Written instruction: Records follow. Pull out every line that contains "Alerts".

Input data:
* BEGIN *

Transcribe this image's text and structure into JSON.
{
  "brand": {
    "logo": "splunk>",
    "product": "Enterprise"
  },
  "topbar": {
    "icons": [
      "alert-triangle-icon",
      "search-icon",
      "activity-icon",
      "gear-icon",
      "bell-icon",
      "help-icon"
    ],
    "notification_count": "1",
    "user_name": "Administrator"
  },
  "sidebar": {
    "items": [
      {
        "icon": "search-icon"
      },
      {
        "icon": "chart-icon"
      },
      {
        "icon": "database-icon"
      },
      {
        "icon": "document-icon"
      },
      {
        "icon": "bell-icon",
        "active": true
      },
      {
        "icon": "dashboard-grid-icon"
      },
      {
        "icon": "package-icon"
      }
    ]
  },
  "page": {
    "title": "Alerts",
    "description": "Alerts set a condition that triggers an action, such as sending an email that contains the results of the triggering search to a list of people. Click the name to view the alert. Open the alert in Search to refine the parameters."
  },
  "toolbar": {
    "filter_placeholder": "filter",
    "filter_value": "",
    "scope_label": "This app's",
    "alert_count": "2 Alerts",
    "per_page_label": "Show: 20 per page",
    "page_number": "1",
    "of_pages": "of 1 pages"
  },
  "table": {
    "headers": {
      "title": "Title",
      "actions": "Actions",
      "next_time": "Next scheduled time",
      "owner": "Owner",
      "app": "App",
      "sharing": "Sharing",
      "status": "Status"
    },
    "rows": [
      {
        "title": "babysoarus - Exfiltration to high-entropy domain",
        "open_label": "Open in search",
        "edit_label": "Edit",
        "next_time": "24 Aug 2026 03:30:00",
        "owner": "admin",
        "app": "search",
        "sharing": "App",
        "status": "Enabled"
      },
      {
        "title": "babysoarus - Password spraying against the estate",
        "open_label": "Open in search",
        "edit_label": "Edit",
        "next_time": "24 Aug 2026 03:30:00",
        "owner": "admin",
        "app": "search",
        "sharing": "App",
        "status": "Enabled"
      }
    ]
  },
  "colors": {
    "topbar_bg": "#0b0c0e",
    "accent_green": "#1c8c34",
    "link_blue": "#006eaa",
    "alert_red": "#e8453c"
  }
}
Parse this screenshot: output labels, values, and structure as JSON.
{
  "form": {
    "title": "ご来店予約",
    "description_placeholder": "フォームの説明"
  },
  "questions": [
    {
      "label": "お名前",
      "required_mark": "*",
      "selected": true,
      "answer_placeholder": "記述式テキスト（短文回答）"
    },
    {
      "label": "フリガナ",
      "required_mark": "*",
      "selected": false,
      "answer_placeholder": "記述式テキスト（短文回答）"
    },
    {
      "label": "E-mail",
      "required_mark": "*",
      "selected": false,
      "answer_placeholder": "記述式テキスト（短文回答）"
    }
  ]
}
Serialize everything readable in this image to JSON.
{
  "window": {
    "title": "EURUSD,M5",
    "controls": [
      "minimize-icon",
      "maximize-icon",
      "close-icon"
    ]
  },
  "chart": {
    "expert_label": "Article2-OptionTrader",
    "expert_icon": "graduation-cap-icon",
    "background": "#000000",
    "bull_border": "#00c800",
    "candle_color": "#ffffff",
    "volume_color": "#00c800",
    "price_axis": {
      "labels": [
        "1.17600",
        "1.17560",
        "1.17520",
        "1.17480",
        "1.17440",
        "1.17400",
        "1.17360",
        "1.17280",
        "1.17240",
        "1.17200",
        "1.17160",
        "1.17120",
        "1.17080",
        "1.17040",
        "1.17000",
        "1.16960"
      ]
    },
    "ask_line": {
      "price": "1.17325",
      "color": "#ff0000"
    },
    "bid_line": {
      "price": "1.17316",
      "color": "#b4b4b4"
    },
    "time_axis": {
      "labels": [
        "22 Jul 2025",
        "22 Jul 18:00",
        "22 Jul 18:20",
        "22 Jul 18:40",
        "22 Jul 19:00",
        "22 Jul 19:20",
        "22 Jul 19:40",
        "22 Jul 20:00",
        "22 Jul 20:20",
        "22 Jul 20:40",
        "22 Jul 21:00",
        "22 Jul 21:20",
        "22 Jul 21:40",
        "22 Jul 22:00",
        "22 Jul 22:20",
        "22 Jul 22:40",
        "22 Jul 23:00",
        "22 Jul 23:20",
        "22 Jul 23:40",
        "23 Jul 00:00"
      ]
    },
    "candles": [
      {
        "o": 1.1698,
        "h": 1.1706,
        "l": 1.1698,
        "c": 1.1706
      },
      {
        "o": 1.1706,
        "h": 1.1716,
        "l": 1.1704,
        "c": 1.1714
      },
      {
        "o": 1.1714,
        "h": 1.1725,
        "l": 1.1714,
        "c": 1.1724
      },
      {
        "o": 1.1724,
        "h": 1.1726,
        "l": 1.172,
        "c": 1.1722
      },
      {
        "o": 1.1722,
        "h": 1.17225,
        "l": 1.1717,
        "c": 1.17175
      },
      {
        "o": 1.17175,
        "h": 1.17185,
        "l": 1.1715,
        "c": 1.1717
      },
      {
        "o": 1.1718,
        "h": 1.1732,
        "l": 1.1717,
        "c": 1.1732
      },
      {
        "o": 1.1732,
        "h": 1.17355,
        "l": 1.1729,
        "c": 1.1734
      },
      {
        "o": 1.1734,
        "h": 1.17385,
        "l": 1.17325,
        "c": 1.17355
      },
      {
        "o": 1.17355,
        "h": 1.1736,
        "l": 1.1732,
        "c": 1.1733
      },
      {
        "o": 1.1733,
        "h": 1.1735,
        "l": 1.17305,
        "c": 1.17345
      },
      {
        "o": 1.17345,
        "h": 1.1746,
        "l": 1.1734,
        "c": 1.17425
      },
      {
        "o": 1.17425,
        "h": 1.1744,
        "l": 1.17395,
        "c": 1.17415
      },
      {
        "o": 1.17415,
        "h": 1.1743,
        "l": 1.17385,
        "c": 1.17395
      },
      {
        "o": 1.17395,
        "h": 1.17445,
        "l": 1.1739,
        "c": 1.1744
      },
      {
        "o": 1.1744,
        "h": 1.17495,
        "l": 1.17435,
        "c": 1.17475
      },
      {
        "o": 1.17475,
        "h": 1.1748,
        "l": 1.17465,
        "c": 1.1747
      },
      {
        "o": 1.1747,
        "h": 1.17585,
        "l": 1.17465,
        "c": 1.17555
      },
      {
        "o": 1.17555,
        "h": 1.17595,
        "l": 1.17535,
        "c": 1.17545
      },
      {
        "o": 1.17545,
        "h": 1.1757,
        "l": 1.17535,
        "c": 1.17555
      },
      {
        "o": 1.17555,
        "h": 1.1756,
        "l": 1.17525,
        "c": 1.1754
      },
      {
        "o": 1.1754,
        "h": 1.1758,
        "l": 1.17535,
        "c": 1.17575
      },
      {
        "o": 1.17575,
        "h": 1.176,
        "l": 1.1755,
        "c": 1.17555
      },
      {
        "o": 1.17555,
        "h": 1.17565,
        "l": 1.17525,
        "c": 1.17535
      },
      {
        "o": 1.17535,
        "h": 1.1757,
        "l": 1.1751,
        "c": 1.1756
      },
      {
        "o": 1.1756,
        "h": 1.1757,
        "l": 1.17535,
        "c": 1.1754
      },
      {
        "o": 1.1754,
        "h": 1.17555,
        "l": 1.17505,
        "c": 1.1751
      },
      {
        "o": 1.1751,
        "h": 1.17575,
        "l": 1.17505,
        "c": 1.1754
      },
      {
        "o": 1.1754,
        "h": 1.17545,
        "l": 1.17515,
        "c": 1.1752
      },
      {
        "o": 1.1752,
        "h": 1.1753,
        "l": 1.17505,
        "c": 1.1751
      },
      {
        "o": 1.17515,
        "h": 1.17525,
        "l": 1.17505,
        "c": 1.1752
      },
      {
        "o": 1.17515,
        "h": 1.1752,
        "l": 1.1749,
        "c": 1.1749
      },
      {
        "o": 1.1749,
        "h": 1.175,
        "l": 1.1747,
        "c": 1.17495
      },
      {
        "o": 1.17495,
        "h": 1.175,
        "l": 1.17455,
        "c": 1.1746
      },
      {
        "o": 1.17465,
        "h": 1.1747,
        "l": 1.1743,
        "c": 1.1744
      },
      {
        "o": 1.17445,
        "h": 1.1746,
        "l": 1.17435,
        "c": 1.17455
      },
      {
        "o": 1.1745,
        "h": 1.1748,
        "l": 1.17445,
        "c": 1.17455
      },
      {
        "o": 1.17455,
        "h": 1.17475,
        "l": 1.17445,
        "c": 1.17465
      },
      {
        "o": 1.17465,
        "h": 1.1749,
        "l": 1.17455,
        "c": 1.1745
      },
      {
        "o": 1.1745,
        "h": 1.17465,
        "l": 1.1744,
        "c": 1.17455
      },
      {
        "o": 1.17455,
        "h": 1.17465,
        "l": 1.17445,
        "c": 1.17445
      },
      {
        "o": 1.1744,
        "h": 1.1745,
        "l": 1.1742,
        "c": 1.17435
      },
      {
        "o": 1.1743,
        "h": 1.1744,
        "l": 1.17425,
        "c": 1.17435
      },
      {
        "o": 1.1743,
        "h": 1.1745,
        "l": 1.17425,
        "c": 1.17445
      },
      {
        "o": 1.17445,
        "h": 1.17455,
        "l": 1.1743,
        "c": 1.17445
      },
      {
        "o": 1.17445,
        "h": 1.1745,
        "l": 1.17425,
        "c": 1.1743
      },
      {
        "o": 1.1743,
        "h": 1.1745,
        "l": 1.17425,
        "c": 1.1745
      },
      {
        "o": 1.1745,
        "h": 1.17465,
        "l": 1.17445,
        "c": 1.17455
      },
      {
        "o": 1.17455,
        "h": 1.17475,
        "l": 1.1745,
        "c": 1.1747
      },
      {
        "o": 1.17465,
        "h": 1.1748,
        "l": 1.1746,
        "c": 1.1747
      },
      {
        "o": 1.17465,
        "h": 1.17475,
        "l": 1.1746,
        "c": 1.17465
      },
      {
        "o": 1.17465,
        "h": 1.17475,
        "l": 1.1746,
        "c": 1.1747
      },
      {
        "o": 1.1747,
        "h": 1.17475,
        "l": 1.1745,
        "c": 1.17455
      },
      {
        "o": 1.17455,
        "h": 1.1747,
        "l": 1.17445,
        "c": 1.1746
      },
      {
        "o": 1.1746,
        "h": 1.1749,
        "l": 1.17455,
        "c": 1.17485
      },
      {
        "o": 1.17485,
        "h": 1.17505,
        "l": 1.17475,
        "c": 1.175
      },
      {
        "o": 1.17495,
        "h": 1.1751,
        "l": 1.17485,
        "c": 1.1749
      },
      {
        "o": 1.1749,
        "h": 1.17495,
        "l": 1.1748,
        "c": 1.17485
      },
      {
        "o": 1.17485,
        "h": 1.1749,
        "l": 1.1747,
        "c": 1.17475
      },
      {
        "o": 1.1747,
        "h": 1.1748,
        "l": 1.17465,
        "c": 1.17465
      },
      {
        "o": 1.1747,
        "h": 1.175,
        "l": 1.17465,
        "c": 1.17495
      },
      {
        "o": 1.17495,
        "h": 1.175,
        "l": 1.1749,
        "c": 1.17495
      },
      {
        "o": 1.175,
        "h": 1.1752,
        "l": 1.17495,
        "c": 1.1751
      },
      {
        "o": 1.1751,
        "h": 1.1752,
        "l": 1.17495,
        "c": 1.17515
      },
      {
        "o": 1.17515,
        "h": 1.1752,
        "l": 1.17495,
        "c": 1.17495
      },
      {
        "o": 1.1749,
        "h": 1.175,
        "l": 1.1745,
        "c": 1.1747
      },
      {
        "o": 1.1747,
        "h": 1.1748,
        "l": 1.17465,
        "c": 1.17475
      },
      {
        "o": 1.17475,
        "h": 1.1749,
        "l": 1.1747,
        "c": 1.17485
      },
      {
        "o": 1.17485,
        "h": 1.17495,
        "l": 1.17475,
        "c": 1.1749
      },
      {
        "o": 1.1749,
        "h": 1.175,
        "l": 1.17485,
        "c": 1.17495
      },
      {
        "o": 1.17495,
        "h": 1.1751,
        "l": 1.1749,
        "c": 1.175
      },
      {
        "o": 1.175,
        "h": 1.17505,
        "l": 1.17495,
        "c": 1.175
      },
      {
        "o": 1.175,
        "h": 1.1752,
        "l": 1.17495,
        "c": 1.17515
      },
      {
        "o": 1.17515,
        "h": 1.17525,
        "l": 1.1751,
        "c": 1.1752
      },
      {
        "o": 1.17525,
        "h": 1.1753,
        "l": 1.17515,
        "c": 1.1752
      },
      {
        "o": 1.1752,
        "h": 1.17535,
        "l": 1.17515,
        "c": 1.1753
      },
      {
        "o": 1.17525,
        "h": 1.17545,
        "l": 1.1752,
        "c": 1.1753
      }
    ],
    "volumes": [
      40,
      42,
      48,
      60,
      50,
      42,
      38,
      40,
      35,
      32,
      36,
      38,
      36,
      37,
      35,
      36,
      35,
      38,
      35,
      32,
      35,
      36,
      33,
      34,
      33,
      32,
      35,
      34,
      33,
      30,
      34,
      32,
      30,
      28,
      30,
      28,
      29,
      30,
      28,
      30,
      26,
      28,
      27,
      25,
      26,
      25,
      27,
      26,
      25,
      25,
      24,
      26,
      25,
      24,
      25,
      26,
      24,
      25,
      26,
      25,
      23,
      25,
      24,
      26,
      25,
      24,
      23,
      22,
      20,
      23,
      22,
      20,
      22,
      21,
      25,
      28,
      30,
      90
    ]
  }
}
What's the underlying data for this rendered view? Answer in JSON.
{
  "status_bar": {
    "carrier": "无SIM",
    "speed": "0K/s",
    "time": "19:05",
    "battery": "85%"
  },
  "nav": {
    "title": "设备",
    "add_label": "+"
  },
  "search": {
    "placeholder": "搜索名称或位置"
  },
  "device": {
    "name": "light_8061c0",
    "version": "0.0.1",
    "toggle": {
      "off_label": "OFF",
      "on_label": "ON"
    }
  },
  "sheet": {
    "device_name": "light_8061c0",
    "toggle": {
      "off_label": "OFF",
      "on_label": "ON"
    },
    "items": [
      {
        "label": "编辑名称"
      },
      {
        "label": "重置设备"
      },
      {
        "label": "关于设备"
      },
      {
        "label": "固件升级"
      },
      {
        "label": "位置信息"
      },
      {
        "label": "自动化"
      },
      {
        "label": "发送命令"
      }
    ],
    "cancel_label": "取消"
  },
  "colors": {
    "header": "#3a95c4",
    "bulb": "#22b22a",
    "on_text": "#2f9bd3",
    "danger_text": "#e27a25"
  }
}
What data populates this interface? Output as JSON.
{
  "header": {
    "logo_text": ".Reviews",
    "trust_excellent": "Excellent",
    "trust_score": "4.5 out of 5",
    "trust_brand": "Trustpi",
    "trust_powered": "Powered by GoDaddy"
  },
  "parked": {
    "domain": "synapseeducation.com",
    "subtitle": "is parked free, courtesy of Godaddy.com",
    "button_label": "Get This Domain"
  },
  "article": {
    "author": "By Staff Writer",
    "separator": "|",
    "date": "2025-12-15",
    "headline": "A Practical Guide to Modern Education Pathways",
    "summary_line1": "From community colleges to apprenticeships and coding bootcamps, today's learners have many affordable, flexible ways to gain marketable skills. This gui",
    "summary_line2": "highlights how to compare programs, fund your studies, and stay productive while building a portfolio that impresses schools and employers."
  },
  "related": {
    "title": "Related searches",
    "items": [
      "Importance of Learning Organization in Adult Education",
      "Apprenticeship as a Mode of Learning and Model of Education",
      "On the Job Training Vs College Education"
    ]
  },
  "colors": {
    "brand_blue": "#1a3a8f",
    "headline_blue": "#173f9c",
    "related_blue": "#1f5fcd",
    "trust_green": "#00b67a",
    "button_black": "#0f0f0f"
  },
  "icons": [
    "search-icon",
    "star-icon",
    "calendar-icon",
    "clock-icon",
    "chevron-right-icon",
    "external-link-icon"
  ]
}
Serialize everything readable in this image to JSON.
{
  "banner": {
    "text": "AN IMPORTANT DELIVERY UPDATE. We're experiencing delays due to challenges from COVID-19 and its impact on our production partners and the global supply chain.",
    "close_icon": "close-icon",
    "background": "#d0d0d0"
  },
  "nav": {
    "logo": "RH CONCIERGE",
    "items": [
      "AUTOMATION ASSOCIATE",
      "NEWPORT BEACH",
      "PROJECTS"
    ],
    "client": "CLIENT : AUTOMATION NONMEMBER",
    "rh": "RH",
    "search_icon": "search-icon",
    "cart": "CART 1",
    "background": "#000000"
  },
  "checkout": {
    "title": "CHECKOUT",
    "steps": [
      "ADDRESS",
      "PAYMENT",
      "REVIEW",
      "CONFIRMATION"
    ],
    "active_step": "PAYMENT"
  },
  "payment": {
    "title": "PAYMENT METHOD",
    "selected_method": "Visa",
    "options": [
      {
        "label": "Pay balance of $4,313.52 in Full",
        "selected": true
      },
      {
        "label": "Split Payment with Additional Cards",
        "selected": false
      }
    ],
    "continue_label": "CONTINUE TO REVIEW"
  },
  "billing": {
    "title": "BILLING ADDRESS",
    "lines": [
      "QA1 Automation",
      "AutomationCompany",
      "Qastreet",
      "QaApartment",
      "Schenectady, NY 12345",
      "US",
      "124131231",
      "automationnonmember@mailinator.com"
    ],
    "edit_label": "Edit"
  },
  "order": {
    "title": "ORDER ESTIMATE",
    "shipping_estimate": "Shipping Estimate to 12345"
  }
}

* END *

Solution for this task:
    "title": "Alerts",
    "description": "Alerts set a condition that triggers an action, such as sending an email that contains the results of the triggering search to a list of people. Click the name to view the alert. Open the alert in Search to refine the parameters."
    "alert_count": "2 Alerts",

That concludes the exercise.